SHORT EXERCISE:
Count lines, not occurrences: report how many lines in the records hold the string "Retracted", and nothing else.

ENTRIES:

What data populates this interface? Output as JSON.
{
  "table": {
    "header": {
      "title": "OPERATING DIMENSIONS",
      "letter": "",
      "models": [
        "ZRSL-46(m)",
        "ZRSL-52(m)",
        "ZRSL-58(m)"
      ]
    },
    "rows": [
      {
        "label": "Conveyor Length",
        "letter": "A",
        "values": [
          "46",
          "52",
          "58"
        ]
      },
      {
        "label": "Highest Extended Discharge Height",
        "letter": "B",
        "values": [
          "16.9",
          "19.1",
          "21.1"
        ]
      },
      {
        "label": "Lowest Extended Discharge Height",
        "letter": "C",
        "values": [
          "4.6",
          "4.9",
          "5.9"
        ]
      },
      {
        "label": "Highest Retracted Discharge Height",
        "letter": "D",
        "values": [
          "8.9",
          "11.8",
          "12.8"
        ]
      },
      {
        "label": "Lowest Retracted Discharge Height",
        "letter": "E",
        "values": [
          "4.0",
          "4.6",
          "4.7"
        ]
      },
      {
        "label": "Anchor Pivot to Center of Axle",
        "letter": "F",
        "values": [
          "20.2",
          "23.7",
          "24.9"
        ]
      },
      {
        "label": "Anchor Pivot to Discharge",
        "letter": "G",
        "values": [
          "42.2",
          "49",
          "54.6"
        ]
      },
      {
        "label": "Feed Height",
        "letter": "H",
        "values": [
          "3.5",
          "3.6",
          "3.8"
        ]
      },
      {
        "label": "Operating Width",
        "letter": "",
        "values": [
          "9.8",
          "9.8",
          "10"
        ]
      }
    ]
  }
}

---

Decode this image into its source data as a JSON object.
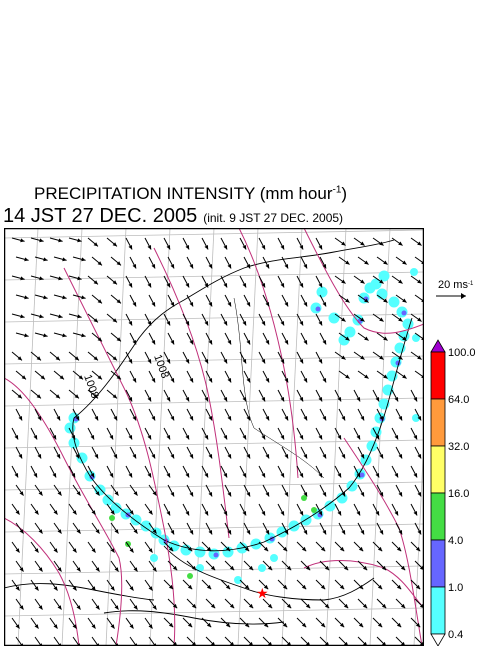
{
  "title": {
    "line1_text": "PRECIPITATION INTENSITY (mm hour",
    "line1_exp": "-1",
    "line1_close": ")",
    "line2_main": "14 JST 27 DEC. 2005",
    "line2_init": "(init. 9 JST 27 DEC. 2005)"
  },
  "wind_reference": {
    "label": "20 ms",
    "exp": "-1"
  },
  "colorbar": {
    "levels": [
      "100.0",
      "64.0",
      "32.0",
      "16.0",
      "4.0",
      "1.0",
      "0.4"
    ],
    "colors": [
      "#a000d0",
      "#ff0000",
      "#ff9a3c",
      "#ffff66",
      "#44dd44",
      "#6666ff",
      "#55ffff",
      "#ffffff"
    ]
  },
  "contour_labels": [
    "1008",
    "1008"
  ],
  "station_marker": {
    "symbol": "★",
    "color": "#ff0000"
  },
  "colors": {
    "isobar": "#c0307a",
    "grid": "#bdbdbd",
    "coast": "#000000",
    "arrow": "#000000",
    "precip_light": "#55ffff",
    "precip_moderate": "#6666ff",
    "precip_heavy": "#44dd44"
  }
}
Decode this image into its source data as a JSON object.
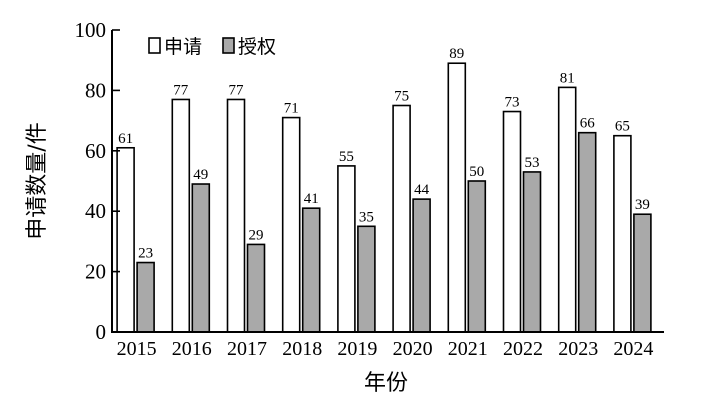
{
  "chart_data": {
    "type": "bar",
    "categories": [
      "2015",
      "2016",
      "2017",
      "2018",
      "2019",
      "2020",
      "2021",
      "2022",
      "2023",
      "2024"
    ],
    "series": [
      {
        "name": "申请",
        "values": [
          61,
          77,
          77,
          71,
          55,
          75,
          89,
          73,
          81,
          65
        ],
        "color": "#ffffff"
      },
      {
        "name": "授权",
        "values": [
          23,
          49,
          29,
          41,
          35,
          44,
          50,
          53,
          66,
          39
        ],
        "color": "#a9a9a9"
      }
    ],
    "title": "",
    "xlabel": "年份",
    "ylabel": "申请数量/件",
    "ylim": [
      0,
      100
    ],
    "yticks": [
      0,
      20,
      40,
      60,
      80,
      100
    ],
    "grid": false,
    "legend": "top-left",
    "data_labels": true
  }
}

THE SOLUTION:
2